— BEGIN Data provided —

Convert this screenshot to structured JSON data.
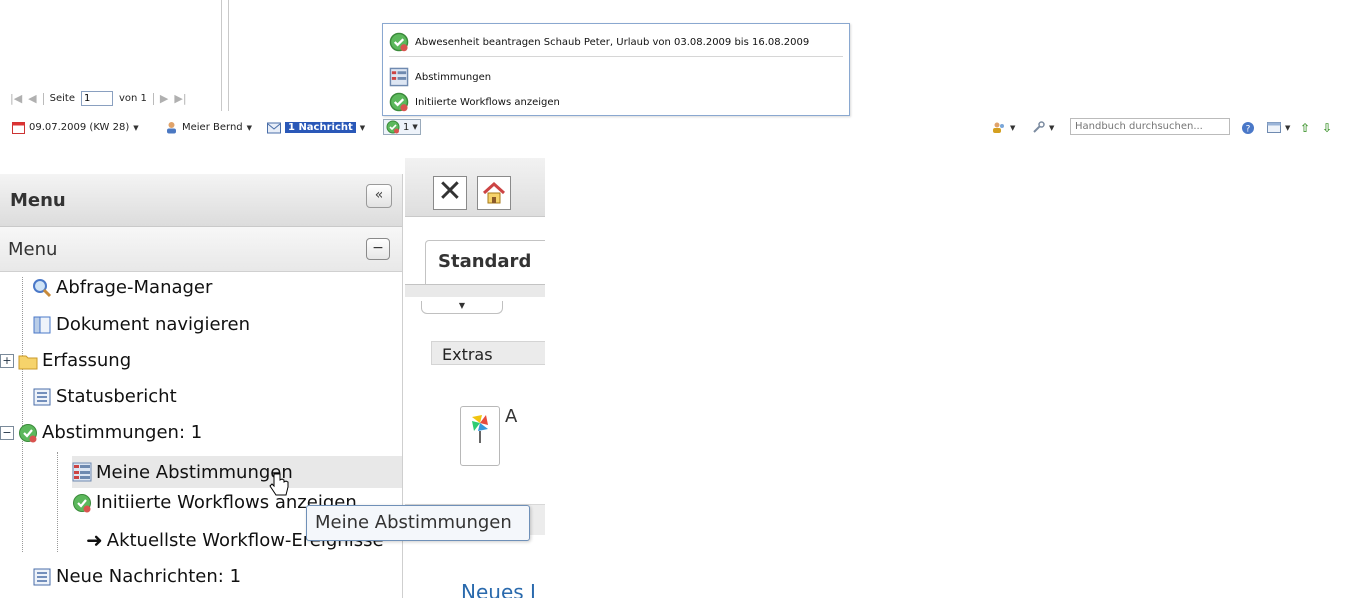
{
  "pager": {
    "page_label": "Seite",
    "page_value": "1",
    "of_label": "von 1"
  },
  "dropdown": {
    "items": [
      {
        "label": "Abwesenheit beantragen Schaub Peter, Urlaub von 03.08.2009 bis 16.08.2009",
        "icon": "workflow-check-icon"
      },
      {
        "label": "Abstimmungen",
        "icon": "list-grid-icon"
      },
      {
        "label": "Initiierte Workflows anzeigen",
        "icon": "workflow-check-icon"
      }
    ]
  },
  "toolbar": {
    "date": "09.07.2009 (KW 28)",
    "user": "Meier Bernd",
    "messages": "1 Nachricht",
    "workflow_count": "1",
    "search_placeholder": "Handbuch durchsuchen..."
  },
  "menu": {
    "title": "Menu",
    "collapse_symbol": "«",
    "section_title": "Menu",
    "section_toggle": "−",
    "items": [
      {
        "label": "Abfrage-Manager",
        "icon": "magnifier-icon"
      },
      {
        "label": "Dokument navigieren",
        "icon": "document-nav-icon"
      },
      {
        "label": "Erfassung",
        "icon": "folder-icon",
        "toggle": "+"
      },
      {
        "label": "Statusbericht",
        "icon": "report-icon"
      },
      {
        "label": "Abstimmungen: 1",
        "icon": "workflow-check-icon",
        "toggle": "−"
      },
      {
        "label": "Meine Abstimmungen",
        "icon": "list-grid-icon"
      },
      {
        "label": "Initiierte Workflows anzeigen",
        "icon": "workflow-check-icon"
      },
      {
        "label": "Aktuellste Workflow-Ereignisse",
        "icon": "arrow-right-icon"
      },
      {
        "label": "Neue Nachrichten: 1",
        "icon": "report-icon"
      }
    ]
  },
  "tooltip": {
    "text": "Meine Abstimmungen"
  },
  "content": {
    "tab_label": "Standard",
    "extras_label": "Extras",
    "partial_char": "A",
    "link_partial": "Neues I"
  },
  "colors": {
    "accent": "#2a58b8",
    "link": "#2a6aad",
    "border": "#8aa8d0"
  }
}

— END Data provided —

Do this. Reproduce every record above exactly, but leave out the pictures.

Complete answer.
Convert this screenshot to structured JSON data.
{
  "pager": {
    "page_label": "Seite",
    "page_value": "1",
    "of_label": "von 1"
  },
  "dropdown": {
    "items": [
      {
        "label": "Abwesenheit beantragen Schaub Peter, Urlaub von 03.08.2009 bis 16.08.2009",
        "icon": "workflow-check-icon"
      },
      {
        "label": "Abstimmungen",
        "icon": "list-grid-icon"
      },
      {
        "label": "Initiierte Workflows anzeigen",
        "icon": "workflow-check-icon"
      }
    ]
  },
  "toolbar": {
    "date": "09.07.2009 (KW 28)",
    "user": "Meier Bernd",
    "messages": "1 Nachricht",
    "workflow_count": "1",
    "search_placeholder": "Handbuch durchsuchen..."
  },
  "menu": {
    "title": "Menu",
    "collapse_symbol": "«",
    "section_title": "Menu",
    "section_toggle": "−",
    "items": [
      {
        "label": "Abfrage-Manager",
        "icon": "magnifier-icon"
      },
      {
        "label": "Dokument navigieren",
        "icon": "document-nav-icon"
      },
      {
        "label": "Erfassung",
        "icon": "folder-icon",
        "toggle": "+"
      },
      {
        "label": "Statusbericht",
        "icon": "report-icon"
      },
      {
        "label": "Abstimmungen: 1",
        "icon": "workflow-check-icon",
        "toggle": "−"
      },
      {
        "label": "Meine Abstimmungen",
        "icon": "list-grid-icon"
      },
      {
        "label": "Initiierte Workflows anzeigen",
        "icon": "workflow-check-icon"
      },
      {
        "label": "Aktuellste Workflow-Ereignisse",
        "icon": "arrow-right-icon"
      },
      {
        "label": "Neue Nachrichten: 1",
        "icon": "report-icon"
      }
    ]
  },
  "tooltip": {
    "text": "Meine Abstimmungen"
  },
  "content": {
    "tab_label": "Standard",
    "extras_label": "Extras",
    "partial_char": "A",
    "link_partial": "Neues I"
  },
  "colors": {
    "accent": "#2a58b8",
    "link": "#2a6aad",
    "border": "#8aa8d0"
  }
}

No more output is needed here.